Brief: Turn each line of the records below into a row of a Markdown table with the columns Row and Line. Put the line number under Row and the line under Line, and skip any blank lines.

Start of Provided data

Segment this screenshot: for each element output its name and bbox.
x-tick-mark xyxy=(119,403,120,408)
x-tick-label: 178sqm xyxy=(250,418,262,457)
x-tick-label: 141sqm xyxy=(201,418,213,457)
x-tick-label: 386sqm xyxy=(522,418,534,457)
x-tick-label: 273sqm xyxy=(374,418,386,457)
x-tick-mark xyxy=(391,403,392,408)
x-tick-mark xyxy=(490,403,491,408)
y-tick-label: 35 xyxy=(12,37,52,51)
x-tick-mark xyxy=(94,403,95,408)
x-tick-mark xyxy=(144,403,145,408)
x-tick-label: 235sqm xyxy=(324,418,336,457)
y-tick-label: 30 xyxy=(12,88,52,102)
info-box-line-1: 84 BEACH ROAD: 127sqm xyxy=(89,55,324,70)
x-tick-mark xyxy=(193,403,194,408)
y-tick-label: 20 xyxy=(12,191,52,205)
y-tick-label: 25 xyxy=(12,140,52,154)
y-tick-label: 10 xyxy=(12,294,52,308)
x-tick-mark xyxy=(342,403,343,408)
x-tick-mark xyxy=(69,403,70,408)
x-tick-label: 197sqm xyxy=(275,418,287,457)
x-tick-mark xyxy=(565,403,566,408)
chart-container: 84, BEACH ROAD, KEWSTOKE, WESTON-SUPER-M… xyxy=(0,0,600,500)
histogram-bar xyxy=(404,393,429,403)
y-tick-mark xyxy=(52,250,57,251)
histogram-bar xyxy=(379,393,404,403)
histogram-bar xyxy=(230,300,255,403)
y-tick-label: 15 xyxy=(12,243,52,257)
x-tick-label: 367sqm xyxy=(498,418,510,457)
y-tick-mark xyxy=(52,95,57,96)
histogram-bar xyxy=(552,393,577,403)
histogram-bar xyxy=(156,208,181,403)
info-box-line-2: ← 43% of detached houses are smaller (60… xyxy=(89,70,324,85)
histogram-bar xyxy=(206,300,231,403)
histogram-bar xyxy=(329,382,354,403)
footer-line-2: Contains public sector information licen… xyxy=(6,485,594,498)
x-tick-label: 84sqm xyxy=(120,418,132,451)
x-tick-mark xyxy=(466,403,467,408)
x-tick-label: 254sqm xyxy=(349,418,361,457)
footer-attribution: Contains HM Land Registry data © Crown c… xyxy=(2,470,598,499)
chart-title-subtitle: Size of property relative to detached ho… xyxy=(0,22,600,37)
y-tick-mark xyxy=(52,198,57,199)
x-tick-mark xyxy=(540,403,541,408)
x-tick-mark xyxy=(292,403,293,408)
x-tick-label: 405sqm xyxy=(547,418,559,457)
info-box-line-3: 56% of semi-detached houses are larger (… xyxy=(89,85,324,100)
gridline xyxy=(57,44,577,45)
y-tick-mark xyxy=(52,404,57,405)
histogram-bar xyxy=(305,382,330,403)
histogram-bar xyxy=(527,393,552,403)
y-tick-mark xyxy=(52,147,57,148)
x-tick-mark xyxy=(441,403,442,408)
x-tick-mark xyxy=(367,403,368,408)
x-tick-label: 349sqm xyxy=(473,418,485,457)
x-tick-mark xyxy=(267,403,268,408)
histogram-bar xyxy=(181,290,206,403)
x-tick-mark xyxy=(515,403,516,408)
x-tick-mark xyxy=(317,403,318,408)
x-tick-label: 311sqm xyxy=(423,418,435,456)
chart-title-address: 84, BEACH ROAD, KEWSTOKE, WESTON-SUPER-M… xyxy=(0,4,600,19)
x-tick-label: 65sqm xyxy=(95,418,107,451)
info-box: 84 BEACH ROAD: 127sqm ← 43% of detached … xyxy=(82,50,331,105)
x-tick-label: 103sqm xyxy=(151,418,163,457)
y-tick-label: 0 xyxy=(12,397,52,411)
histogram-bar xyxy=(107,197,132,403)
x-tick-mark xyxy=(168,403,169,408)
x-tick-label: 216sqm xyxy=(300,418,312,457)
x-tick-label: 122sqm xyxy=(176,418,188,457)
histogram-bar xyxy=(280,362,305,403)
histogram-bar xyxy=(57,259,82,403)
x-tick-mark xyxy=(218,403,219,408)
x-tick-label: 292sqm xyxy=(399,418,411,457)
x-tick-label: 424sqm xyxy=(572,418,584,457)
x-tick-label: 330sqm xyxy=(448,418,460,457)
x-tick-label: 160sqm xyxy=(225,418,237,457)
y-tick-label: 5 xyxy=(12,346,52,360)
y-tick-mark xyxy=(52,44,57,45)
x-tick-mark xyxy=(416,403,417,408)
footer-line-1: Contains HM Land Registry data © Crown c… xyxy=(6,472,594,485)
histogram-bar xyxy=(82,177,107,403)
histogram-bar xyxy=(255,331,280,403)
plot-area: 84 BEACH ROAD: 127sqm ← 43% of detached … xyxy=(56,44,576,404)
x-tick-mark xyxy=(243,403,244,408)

End of Provided data

Answer to this problem:
| Row | Line |
|---|---|
| 1 | Segment this screenshot: for each element output its name and bbox. |
| 2 | x-tick-mark xyxy=(119,403,120,408) |
| 3 | x-tick-label: 178sqm xyxy=(250,418,262,457) |
| 4 | x-tick-label: 141sqm xyxy=(201,418,213,457) |
| 5 | x-tick-label: 386sqm xyxy=(522,418,534,457) |
| 6 | x-tick-label: 273sqm xyxy=(374,418,386,457) |
| 7 | x-tick-mark xyxy=(391,403,392,408) |
| 8 | x-tick-mark xyxy=(490,403,491,408) |
| 9 | y-tick-label: 35 xyxy=(12,37,52,51) |
| 10 | x-tick-mark xyxy=(94,403,95,408) |
| 11 | x-tick-mark xyxy=(144,403,145,408) |
| 12 | x-tick-label: 235sqm xyxy=(324,418,336,457) |
| 13 | y-tick-label: 30 xyxy=(12,88,52,102) |
| 14 | info-box-line-1: 84 BEACH ROAD: 127sqm xyxy=(89,55,324,70) |
| 15 | x-tick-mark xyxy=(193,403,194,408) |
| 16 | y-tick-label: 20 xyxy=(12,191,52,205) |
| 17 | y-tick-label: 25 xyxy=(12,140,52,154) |
| 18 | y-tick-label: 10 xyxy=(12,294,52,308) |
| 19 | x-tick-mark xyxy=(342,403,343,408) |
| 20 | x-tick-mark xyxy=(69,403,70,408) |
| 21 | x-tick-label: 197sqm xyxy=(275,418,287,457) |
| 22 | x-tick-mark xyxy=(565,403,566,408) |
| 23 | chart-container: 84, BEACH ROAD, KEWSTOKE, WESTON-SUPER-M… xyxy=(0,0,600,500) |
| 24 | histogram-bar xyxy=(404,393,429,403) |
| 25 | y-tick-mark xyxy=(52,250,57,251) |
| 26 | histogram-bar xyxy=(379,393,404,403) |
| 27 | histogram-bar xyxy=(230,300,255,403) |
| 28 | y-tick-label: 15 xyxy=(12,243,52,257) |
| 29 | x-tick-label: 367sqm xyxy=(498,418,510,457) |
| 30 | y-tick-mark xyxy=(52,95,57,96) |
| 31 | histogram-bar xyxy=(552,393,577,403) |
| 32 | histogram-bar xyxy=(156,208,181,403) |
| 33 | info-box-line-2: ← 43% of detached houses are smaller (60… xyxy=(89,70,324,85) |
| 34 | histogram-bar xyxy=(206,300,231,403) |
| 35 | histogram-bar xyxy=(329,382,354,403) |
| 36 | footer-line-2: Contains public sector information licen… xyxy=(6,485,594,498) |
| 37 | x-tick-label: 84sqm xyxy=(120,418,132,451) |
| 38 | x-tick-mark xyxy=(466,403,467,408) |
| 39 | x-tick-label: 254sqm xyxy=(349,418,361,457) |
| 40 | footer-attribution: Contains HM Land Registry data © Crown c… xyxy=(2,470,598,499) |
| 41 | chart-title-subtitle: Size of property relative to detached ho… xyxy=(0,22,600,37) |
| 42 | y-tick-mark xyxy=(52,198,57,199) |
| 43 | x-tick-mark xyxy=(540,403,541,408) |
| 44 | x-tick-mark xyxy=(292,403,293,408) |
| 45 | x-tick-label: 405sqm xyxy=(547,418,559,457) |
| 46 | info-box-line-3: 56% of semi-detached houses are larger (… xyxy=(89,85,324,100) |
| 47 | gridline xyxy=(57,44,577,45) |
| 48 | y-tick-mark xyxy=(52,404,57,405) |
| 49 | histogram-bar xyxy=(305,382,330,403) |
| 50 | histogram-bar xyxy=(527,393,552,403) |
| 51 | y-tick-mark xyxy=(52,147,57,148) |
| 52 | x-tick-mark xyxy=(441,403,442,408) |
| 53 | x-tick-mark xyxy=(367,403,368,408) |
| 54 | x-tick-label: 349sqm xyxy=(473,418,485,457) |
| 55 | x-tick-mark xyxy=(267,403,268,408) |
| 56 | histogram-bar xyxy=(181,290,206,403) |
| 57 | x-tick-mark xyxy=(515,403,516,408) |
| 58 | x-tick-mark xyxy=(317,403,318,408) |
| 59 | x-tick-label: 311sqm xyxy=(423,418,435,456) |
| 60 | chart-title-address: 84, BEACH ROAD, KEWSTOKE, WESTON-SUPER-M… xyxy=(0,4,600,19) |
| 61 | x-tick-label: 65sqm xyxy=(95,418,107,451) |
| 62 | info-box: 84 BEACH ROAD: 127sqm ← 43% of detached … xyxy=(82,50,331,105) |
| 63 | x-tick-label: 103sqm xyxy=(151,418,163,457) |
| 64 | y-tick-label: 0 xyxy=(12,397,52,411) |
| 65 | histogram-bar xyxy=(107,197,132,403) |
| 66 | x-tick-mark xyxy=(168,403,169,408) |
| 67 | x-tick-label: 216sqm xyxy=(300,418,312,457) |
| 68 | x-tick-label: 122sqm xyxy=(176,418,188,457) |
| 69 | histogram-bar xyxy=(280,362,305,403) |
| 70 | histogram-bar xyxy=(57,259,82,403) |
| 71 | x-tick-mark xyxy=(218,403,219,408) |
| 72 | x-tick-label: 292sqm xyxy=(399,418,411,457) |
| 73 | x-tick-label: 424sqm xyxy=(572,418,584,457) |
| 74 | x-tick-label: 330sqm xyxy=(448,418,460,457) |
| 75 | x-tick-label: 160sqm xyxy=(225,418,237,457) |
| 76 | y-tick-label: 5 xyxy=(12,346,52,360) |
| 77 | y-tick-mark xyxy=(52,44,57,45) |
| 78 | x-tick-mark xyxy=(416,403,417,408) |
| 79 | footer-line-1: Contains HM Land Registry data © Crown c… xyxy=(6,472,594,485) |
| 80 | histogram-bar xyxy=(82,177,107,403) |
| 81 | histogram-bar xyxy=(255,331,280,403) |
| 82 | plot-area: 84 BEACH ROAD: 127sqm ← 43% of detached … xyxy=(56,44,576,404) |
| 83 | x-tick-mark xyxy=(243,403,244,408) |